→ **PROBLEM DESCRIPTION**
Take the material and output all of it exactly.

→ **MATERIAL SHOWN**

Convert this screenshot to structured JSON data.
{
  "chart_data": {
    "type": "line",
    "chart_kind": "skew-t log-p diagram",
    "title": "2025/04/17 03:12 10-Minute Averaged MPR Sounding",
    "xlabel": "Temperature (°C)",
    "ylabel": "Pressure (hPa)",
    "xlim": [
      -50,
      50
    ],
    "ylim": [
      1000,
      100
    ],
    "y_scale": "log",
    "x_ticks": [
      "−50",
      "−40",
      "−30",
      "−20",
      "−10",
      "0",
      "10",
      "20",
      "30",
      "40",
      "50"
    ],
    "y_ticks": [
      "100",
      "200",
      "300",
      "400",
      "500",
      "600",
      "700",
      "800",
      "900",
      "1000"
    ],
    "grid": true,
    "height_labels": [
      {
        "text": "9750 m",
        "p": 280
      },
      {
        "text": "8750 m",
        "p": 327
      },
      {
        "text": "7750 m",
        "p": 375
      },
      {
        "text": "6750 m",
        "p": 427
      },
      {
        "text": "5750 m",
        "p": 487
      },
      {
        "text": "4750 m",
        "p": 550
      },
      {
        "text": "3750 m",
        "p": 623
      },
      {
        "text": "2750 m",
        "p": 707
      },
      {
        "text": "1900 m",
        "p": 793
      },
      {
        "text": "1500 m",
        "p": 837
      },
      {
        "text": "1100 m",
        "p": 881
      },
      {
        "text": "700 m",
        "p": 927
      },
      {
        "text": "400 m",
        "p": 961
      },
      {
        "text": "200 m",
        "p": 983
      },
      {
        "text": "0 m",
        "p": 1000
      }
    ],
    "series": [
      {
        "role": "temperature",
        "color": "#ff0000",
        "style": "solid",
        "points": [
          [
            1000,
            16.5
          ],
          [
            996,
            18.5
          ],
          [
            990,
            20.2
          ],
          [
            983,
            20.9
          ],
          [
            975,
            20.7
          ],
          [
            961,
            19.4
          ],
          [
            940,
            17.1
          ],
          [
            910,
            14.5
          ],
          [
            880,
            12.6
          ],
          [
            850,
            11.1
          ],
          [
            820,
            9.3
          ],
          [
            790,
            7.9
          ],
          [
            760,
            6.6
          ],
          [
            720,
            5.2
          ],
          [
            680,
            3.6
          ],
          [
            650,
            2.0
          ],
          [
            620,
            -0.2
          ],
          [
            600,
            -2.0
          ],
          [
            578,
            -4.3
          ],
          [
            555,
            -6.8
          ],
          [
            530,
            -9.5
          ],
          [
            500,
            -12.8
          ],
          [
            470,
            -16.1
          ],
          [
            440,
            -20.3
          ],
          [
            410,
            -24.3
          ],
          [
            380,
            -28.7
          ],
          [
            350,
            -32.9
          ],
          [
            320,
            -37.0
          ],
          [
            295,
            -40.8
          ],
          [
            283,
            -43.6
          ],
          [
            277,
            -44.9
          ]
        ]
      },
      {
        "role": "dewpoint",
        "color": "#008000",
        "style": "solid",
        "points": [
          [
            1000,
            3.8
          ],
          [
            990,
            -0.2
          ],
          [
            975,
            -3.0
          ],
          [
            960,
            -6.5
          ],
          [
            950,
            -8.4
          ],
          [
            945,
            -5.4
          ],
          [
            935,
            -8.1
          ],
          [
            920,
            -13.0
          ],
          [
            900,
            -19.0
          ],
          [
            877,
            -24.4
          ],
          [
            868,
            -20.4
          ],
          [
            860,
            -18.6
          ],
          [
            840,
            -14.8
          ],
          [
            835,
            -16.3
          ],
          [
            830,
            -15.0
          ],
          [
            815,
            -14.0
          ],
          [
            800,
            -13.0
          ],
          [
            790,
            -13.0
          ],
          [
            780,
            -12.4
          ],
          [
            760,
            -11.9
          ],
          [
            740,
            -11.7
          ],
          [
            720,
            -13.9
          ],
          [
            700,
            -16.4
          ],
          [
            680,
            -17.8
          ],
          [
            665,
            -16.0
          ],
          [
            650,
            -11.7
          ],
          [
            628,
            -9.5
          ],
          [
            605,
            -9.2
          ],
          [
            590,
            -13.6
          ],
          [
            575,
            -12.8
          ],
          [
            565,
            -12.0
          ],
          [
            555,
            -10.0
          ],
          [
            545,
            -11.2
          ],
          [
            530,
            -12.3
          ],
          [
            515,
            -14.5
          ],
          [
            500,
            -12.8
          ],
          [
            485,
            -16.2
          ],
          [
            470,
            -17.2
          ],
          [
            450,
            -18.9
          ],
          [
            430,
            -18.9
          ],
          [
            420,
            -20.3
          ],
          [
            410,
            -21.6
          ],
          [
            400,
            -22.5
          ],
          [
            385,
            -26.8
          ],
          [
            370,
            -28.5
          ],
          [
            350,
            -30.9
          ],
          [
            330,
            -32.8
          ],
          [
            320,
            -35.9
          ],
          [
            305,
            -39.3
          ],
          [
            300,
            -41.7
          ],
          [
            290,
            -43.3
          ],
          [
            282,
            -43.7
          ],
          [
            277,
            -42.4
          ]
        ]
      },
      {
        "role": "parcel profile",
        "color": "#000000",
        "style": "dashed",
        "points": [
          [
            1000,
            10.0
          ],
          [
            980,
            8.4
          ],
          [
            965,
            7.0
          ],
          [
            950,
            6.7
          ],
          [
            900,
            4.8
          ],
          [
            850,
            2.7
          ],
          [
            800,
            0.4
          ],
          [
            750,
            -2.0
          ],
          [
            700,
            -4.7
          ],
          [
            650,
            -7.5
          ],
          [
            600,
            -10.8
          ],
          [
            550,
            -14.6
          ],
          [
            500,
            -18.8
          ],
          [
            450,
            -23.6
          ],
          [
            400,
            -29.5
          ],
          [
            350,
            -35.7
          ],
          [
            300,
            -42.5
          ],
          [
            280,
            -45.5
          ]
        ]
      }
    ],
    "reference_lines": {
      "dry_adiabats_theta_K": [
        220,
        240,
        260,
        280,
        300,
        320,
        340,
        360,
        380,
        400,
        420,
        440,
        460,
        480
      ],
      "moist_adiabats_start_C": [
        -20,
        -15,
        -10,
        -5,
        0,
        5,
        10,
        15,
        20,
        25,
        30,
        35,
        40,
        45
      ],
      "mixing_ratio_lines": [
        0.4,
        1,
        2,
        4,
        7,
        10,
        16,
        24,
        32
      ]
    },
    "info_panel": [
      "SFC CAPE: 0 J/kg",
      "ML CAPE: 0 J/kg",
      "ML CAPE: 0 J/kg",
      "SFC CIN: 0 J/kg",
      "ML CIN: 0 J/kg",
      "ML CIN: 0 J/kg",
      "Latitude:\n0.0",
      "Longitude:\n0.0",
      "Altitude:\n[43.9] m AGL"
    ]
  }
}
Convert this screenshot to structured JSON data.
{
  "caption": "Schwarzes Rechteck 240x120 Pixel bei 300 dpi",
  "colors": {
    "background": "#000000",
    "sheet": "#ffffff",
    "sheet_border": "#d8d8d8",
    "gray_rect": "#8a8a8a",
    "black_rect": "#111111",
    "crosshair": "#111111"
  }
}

→ **WRITTEN ANSWER**
Convert this screenshot to structured JSON data.
{
  "chart_data": {
    "type": "line",
    "chart_kind": "skew-t log-p diagram",
    "title": "2025/04/17 03:12 10-Minute Averaged MPR Sounding",
    "xlabel": "Temperature (°C)",
    "ylabel": "Pressure (hPa)",
    "xlim": [
      -50,
      50
    ],
    "ylim": [
      1000,
      100
    ],
    "y_scale": "log",
    "x_ticks": [
      "−50",
      "−40",
      "−30",
      "−20",
      "−10",
      "0",
      "10",
      "20",
      "30",
      "40",
      "50"
    ],
    "y_ticks": [
      "100",
      "200",
      "300",
      "400",
      "500",
      "600",
      "700",
      "800",
      "900",
      "1000"
    ],
    "grid": true,
    "height_labels": [
      {
        "text": "9750 m",
        "p": 280
      },
      {
        "text": "8750 m",
        "p": 327
      },
      {
        "text": "7750 m",
        "p": 375
      },
      {
        "text": "6750 m",
        "p": 427
      },
      {
        "text": "5750 m",
        "p": 487
      },
      {
        "text": "4750 m",
        "p": 550
      },
      {
        "text": "3750 m",
        "p": 623
      },
      {
        "text": "2750 m",
        "p": 707
      },
      {
        "text": "1900 m",
        "p": 793
      },
      {
        "text": "1500 m",
        "p": 837
      },
      {
        "text": "1100 m",
        "p": 881
      },
      {
        "text": "700 m",
        "p": 927
      },
      {
        "text": "400 m",
        "p": 961
      },
      {
        "text": "200 m",
        "p": 983
      },
      {
        "text": "0 m",
        "p": 1000
      }
    ],
    "series": [
      {
        "role": "temperature",
        "color": "#ff0000",
        "style": "solid",
        "points": [
          [
            1000,
            16.5
          ],
          [
            996,
            18.5
          ],
          [
            990,
            20.2
          ],
          [
            983,
            20.9
          ],
          [
            975,
            20.7
          ],
          [
            961,
            19.4
          ],
          [
            940,
            17.1
          ],
          [
            910,
            14.5
          ],
          [
            880,
            12.6
          ],
          [
            850,
            11.1
          ],
          [
            820,
            9.3
          ],
          [
            790,
            7.9
          ],
          [
            760,
            6.6
          ],
          [
            720,
            5.2
          ],
          [
            680,
            3.6
          ],
          [
            650,
            2.0
          ],
          [
            620,
            -0.2
          ],
          [
            600,
            -2.0
          ],
          [
            578,
            -4.3
          ],
          [
            555,
            -6.8
          ],
          [
            530,
            -9.5
          ],
          [
            500,
            -12.8
          ],
          [
            470,
            -16.1
          ],
          [
            440,
            -20.3
          ],
          [
            410,
            -24.3
          ],
          [
            380,
            -28.7
          ],
          [
            350,
            -32.9
          ],
          [
            320,
            -37.0
          ],
          [
            295,
            -40.8
          ],
          [
            283,
            -43.6
          ],
          [
            277,
            -44.9
          ]
        ]
      },
      {
        "role": "dewpoint",
        "color": "#008000",
        "style": "solid",
        "points": [
          [
            1000,
            3.8
          ],
          [
            990,
            -0.2
          ],
          [
            975,
            -3.0
          ],
          [
            960,
            -6.5
          ],
          [
            950,
            -8.4
          ],
          [
            945,
            -5.4
          ],
          [
            935,
            -8.1
          ],
          [
            920,
            -13.0
          ],
          [
            900,
            -19.0
          ],
          [
            877,
            -24.4
          ],
          [
            868,
            -20.4
          ],
          [
            860,
            -18.6
          ],
          [
            840,
            -14.8
          ],
          [
            835,
            -16.3
          ],
          [
            830,
            -15.0
          ],
          [
            815,
            -14.0
          ],
          [
            800,
            -13.0
          ],
          [
            790,
            -13.0
          ],
          [
            780,
            -12.4
          ],
          [
            760,
            -11.9
          ],
          [
            740,
            -11.7
          ],
          [
            720,
            -13.9
          ],
          [
            700,
            -16.4
          ],
          [
            680,
            -17.8
          ],
          [
            665,
            -16.0
          ],
          [
            650,
            -11.7
          ],
          [
            628,
            -9.5
          ],
          [
            605,
            -9.2
          ],
          [
            590,
            -13.6
          ],
          [
            575,
            -12.8
          ],
          [
            565,
            -12.0
          ],
          [
            555,
            -10.0
          ],
          [
            545,
            -11.2
          ],
          [
            530,
            -12.3
          ],
          [
            515,
            -14.5
          ],
          [
            500,
            -12.8
          ],
          [
            485,
            -16.2
          ],
          [
            470,
            -17.2
          ],
          [
            450,
            -18.9
          ],
          [
            430,
            -18.9
          ],
          [
            420,
            -20.3
          ],
          [
            410,
            -21.6
          ],
          [
            400,
            -22.5
          ],
          [
            385,
            -26.8
          ],
          [
            370,
            -28.5
          ],
          [
            350,
            -30.9
          ],
          [
            330,
            -32.8
          ],
          [
            320,
            -35.9
          ],
          [
            305,
            -39.3
          ],
          [
            300,
            -41.7
          ],
          [
            290,
            -43.3
          ],
          [
            282,
            -43.7
          ],
          [
            277,
            -42.4
          ]
        ]
      },
      {
        "role": "parcel profile",
        "color": "#000000",
        "style": "dashed",
        "points": [
          [
            1000,
            10.0
          ],
          [
            980,
            8.4
          ],
          [
            965,
            7.0
          ],
          [
            950,
            6.7
          ],
          [
            900,
            4.8
          ],
          [
            850,
            2.7
          ],
          [
            800,
            0.4
          ],
          [
            750,
            -2.0
          ],
          [
            700,
            -4.7
          ],
          [
            650,
            -7.5
          ],
          [
            600,
            -10.8
          ],
          [
            550,
            -14.6
          ],
          [
            500,
            -18.8
          ],
          [
            450,
            -23.6
          ],
          [
            400,
            -29.5
          ],
          [
            350,
            -35.7
          ],
          [
            300,
            -42.5
          ],
          [
            280,
            -45.5
          ]
        ]
      }
    ],
    "reference_lines": {
      "dry_adiabats_theta_K": [
        220,
        240,
        260,
        280,
        300,
        320,
        340,
        360,
        380,
        400,
        420,
        440,
        460,
        480
      ],
      "moist_adiabats_start_C": [
        -20,
        -15,
        -10,
        -5,
        0,
        5,
        10,
        15,
        20,
        25,
        30,
        35,
        40,
        45
      ],
      "mixing_ratio_lines": [
        0.4,
        1,
        2,
        4,
        7,
        10,
        16,
        24,
        32
      ]
    },
    "info_panel": [
      "SFC CAPE: 0 J/kg",
      "ML CAPE: 0 J/kg",
      "ML CAPE: 0 J/kg",
      "SFC CIN: 0 J/kg",
      "ML CIN: 0 J/kg",
      "ML CIN: 0 J/kg",
      "Latitude:\n0.0",
      "Longitude:\n0.0",
      "Altitude:\n[43.9] m AGL"
    ]
  }
}
Convert this screenshot to structured JSON data.
{
  "caption": "Schwarzes Rechteck 240x120 Pixel bei 300 dpi",
  "colors": {
    "background": "#000000",
    "sheet": "#ffffff",
    "sheet_border": "#d8d8d8",
    "gray_rect": "#8a8a8a",
    "black_rect": "#111111",
    "crosshair": "#111111"
  }
}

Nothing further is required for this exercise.